= Records from a dataset =

┄┄┄┄┄┄

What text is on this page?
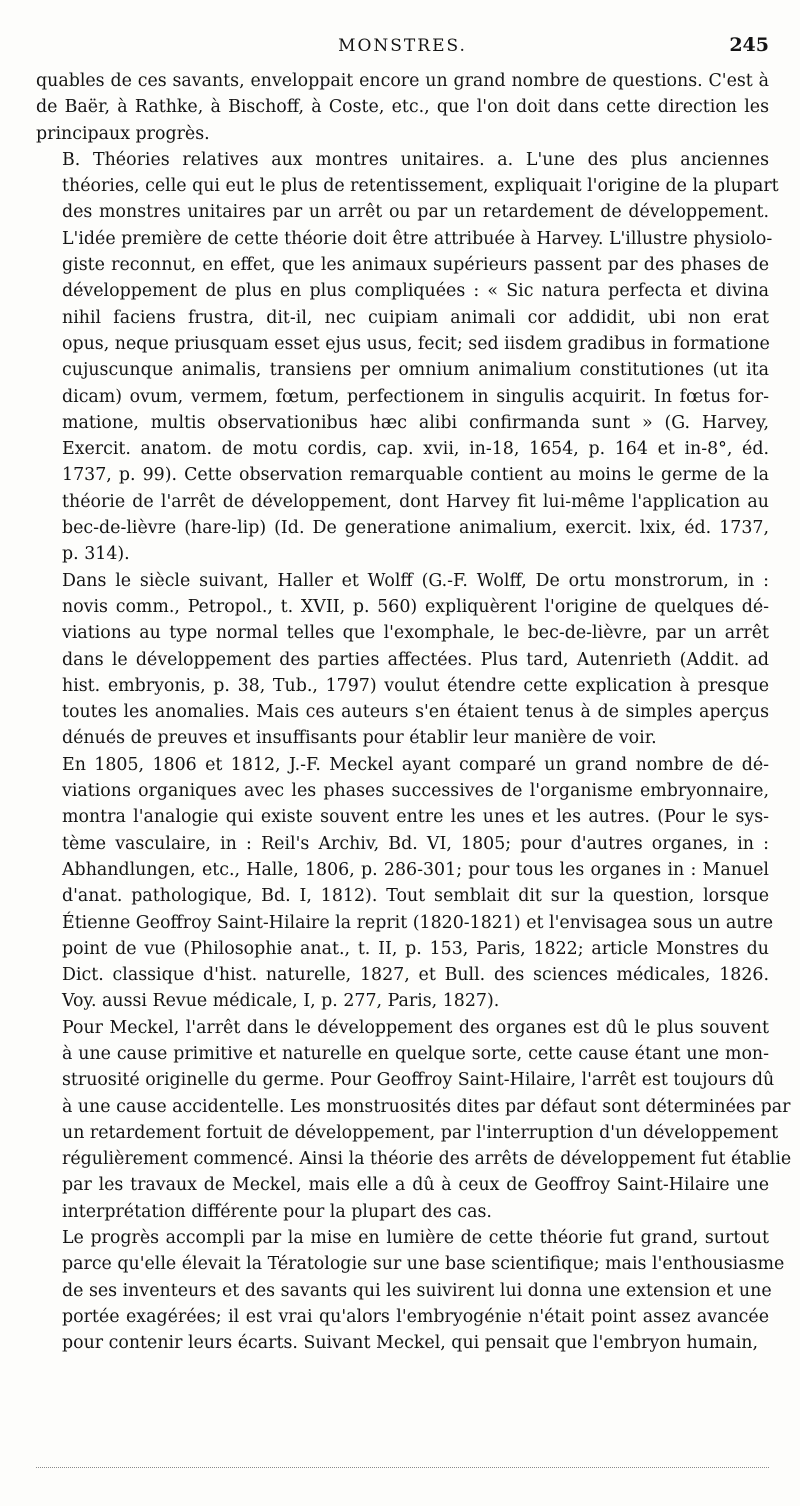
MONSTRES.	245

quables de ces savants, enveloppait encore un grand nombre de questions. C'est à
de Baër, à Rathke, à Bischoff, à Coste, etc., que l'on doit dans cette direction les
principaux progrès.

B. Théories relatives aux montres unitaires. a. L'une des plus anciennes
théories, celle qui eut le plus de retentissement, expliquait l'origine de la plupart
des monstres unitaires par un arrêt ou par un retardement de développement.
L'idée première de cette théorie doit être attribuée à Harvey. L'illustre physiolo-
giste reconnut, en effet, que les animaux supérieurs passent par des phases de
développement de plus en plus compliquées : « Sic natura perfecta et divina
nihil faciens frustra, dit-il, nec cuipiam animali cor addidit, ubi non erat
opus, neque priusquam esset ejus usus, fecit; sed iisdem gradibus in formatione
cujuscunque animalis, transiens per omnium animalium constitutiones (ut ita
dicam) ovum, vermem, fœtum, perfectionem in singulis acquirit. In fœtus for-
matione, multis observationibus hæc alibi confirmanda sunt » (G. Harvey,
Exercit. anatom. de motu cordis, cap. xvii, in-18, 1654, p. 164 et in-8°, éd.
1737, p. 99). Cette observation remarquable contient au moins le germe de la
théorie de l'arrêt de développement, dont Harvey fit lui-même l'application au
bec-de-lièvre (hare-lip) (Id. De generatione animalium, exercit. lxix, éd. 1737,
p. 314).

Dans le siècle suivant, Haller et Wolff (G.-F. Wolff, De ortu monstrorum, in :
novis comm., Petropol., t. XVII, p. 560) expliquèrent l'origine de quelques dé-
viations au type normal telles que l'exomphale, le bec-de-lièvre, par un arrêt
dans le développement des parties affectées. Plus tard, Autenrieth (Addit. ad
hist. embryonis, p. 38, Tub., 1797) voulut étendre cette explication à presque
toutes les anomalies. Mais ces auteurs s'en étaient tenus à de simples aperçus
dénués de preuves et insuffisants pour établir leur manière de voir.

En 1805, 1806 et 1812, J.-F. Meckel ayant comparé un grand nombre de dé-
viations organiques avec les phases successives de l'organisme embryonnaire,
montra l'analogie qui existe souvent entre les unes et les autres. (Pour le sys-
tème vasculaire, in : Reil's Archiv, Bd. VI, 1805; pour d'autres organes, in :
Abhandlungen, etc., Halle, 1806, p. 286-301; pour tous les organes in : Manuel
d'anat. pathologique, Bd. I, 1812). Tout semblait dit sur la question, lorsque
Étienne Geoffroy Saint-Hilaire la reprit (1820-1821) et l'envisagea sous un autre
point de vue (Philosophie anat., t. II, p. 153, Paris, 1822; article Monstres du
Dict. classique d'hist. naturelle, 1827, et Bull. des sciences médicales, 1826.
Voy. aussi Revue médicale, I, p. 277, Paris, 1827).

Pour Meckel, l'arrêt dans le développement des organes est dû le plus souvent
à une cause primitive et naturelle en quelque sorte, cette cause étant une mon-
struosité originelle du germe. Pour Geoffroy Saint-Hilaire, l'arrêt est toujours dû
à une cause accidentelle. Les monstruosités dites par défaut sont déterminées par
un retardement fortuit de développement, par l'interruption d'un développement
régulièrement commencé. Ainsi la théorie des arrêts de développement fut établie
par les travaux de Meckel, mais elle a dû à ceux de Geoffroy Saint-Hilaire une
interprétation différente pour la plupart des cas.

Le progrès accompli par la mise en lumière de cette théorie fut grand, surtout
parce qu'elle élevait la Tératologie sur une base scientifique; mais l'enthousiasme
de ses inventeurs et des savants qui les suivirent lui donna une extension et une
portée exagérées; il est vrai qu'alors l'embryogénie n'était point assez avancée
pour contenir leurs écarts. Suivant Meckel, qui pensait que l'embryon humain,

┄┄┄┄┄┄

= GIVEN INSTRUCTION =
Return every line in the listing that contains the word "nombre".

= COMPLETE RESPONSE =
quables de ces savants, enveloppait encore un grand nombre de questions. C'est à
En 1805, 1806 et 1812, J.-F. Meckel ayant comparé un grand nombre de dé-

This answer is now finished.